Each entry below must be repeated word for word.
* * * * * * *
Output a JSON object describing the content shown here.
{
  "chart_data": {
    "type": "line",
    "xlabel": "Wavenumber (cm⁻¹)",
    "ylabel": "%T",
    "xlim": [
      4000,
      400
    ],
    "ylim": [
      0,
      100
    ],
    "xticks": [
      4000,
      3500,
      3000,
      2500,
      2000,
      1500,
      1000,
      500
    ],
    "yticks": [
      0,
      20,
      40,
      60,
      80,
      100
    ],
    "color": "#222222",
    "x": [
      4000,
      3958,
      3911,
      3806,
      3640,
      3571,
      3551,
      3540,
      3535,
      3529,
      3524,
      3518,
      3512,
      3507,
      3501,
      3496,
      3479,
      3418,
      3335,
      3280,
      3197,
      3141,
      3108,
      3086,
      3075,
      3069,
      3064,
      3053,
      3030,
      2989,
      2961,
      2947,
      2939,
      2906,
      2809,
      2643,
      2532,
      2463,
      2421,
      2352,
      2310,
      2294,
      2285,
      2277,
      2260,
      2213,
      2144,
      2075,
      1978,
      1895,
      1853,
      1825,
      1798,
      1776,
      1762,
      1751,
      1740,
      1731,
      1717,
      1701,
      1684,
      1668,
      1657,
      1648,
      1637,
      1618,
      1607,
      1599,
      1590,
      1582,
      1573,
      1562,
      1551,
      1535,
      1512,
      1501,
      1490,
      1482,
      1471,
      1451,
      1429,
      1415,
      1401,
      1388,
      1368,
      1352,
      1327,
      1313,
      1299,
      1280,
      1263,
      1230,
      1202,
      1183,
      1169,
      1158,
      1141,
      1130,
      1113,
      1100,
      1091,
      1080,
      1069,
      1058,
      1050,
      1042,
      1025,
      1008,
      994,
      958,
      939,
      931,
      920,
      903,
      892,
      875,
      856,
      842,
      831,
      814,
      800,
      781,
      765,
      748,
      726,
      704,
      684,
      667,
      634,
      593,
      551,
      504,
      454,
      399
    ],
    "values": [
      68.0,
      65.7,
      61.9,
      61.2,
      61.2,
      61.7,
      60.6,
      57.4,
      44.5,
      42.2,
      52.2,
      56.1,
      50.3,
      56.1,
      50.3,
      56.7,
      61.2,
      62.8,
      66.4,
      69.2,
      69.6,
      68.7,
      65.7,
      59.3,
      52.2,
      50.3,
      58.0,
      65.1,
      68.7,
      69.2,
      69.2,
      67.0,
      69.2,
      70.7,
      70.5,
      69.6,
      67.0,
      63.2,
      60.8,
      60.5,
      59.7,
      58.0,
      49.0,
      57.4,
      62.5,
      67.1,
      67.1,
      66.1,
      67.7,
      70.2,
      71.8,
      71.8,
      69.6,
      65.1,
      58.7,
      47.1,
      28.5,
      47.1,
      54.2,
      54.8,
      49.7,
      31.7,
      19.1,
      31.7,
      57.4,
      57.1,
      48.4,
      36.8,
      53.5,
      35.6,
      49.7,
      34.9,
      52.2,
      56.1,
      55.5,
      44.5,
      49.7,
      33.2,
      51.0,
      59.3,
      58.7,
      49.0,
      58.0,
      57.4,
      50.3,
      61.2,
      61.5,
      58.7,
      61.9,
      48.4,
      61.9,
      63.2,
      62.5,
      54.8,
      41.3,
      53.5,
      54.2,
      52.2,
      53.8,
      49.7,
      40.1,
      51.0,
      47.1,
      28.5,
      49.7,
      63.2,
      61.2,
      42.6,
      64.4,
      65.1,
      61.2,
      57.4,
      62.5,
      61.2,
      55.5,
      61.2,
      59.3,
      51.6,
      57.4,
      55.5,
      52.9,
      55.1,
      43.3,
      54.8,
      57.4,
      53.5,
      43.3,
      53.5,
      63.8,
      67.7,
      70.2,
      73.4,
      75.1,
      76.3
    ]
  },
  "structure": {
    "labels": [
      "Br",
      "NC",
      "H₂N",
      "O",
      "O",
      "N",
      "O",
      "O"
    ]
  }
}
* * * * * * *
Result:
Output a JSON object describing the content shown here.
{
  "chart_data": {
    "type": "line",
    "xlabel": "Wavenumber (cm⁻¹)",
    "ylabel": "%T",
    "xlim": [
      4000,
      400
    ],
    "ylim": [
      0,
      100
    ],
    "xticks": [
      4000,
      3500,
      3000,
      2500,
      2000,
      1500,
      1000,
      500
    ],
    "yticks": [
      0,
      20,
      40,
      60,
      80,
      100
    ],
    "color": "#222222",
    "x": [
      4000,
      3958,
      3911,
      3806,
      3640,
      3571,
      3551,
      3540,
      3535,
      3529,
      3524,
      3518,
      3512,
      3507,
      3501,
      3496,
      3479,
      3418,
      3335,
      3280,
      3197,
      3141,
      3108,
      3086,
      3075,
      3069,
      3064,
      3053,
      3030,
      2989,
      2961,
      2947,
      2939,
      2906,
      2809,
      2643,
      2532,
      2463,
      2421,
      2352,
      2310,
      2294,
      2285,
      2277,
      2260,
      2213,
      2144,
      2075,
      1978,
      1895,
      1853,
      1825,
      1798,
      1776,
      1762,
      1751,
      1740,
      1731,
      1717,
      1701,
      1684,
      1668,
      1657,
      1648,
      1637,
      1618,
      1607,
      1599,
      1590,
      1582,
      1573,
      1562,
      1551,
      1535,
      1512,
      1501,
      1490,
      1482,
      1471,
      1451,
      1429,
      1415,
      1401,
      1388,
      1368,
      1352,
      1327,
      1313,
      1299,
      1280,
      1263,
      1230,
      1202,
      1183,
      1169,
      1158,
      1141,
      1130,
      1113,
      1100,
      1091,
      1080,
      1069,
      1058,
      1050,
      1042,
      1025,
      1008,
      994,
      958,
      939,
      931,
      920,
      903,
      892,
      875,
      856,
      842,
      831,
      814,
      800,
      781,
      765,
      748,
      726,
      704,
      684,
      667,
      634,
      593,
      551,
      504,
      454,
      399
    ],
    "values": [
      68.0,
      65.7,
      61.9,
      61.2,
      61.2,
      61.7,
      60.6,
      57.4,
      44.5,
      42.2,
      52.2,
      56.1,
      50.3,
      56.1,
      50.3,
      56.7,
      61.2,
      62.8,
      66.4,
      69.2,
      69.6,
      68.7,
      65.7,
      59.3,
      52.2,
      50.3,
      58.0,
      65.1,
      68.7,
      69.2,
      69.2,
      67.0,
      69.2,
      70.7,
      70.5,
      69.6,
      67.0,
      63.2,
      60.8,
      60.5,
      59.7,
      58.0,
      49.0,
      57.4,
      62.5,
      67.1,
      67.1,
      66.1,
      67.7,
      70.2,
      71.8,
      71.8,
      69.6,
      65.1,
      58.7,
      47.1,
      28.5,
      47.1,
      54.2,
      54.8,
      49.7,
      31.7,
      19.1,
      31.7,
      57.4,
      57.1,
      48.4,
      36.8,
      53.5,
      35.6,
      49.7,
      34.9,
      52.2,
      56.1,
      55.5,
      44.5,
      49.7,
      33.2,
      51.0,
      59.3,
      58.7,
      49.0,
      58.0,
      57.4,
      50.3,
      61.2,
      61.5,
      58.7,
      61.9,
      48.4,
      61.9,
      63.2,
      62.5,
      54.8,
      41.3,
      53.5,
      54.2,
      52.2,
      53.8,
      49.7,
      40.1,
      51.0,
      47.1,
      28.5,
      49.7,
      63.2,
      61.2,
      42.6,
      64.4,
      65.1,
      61.2,
      57.4,
      62.5,
      61.2,
      55.5,
      61.2,
      59.3,
      51.6,
      57.4,
      55.5,
      52.9,
      55.1,
      43.3,
      54.8,
      57.4,
      53.5,
      43.3,
      53.5,
      63.8,
      67.7,
      70.2,
      73.4,
      75.1,
      76.3
    ]
  },
  "structure": {
    "labels": [
      "Br",
      "NC",
      "H₂N",
      "O",
      "O",
      "N",
      "O",
      "O"
    ]
  }
}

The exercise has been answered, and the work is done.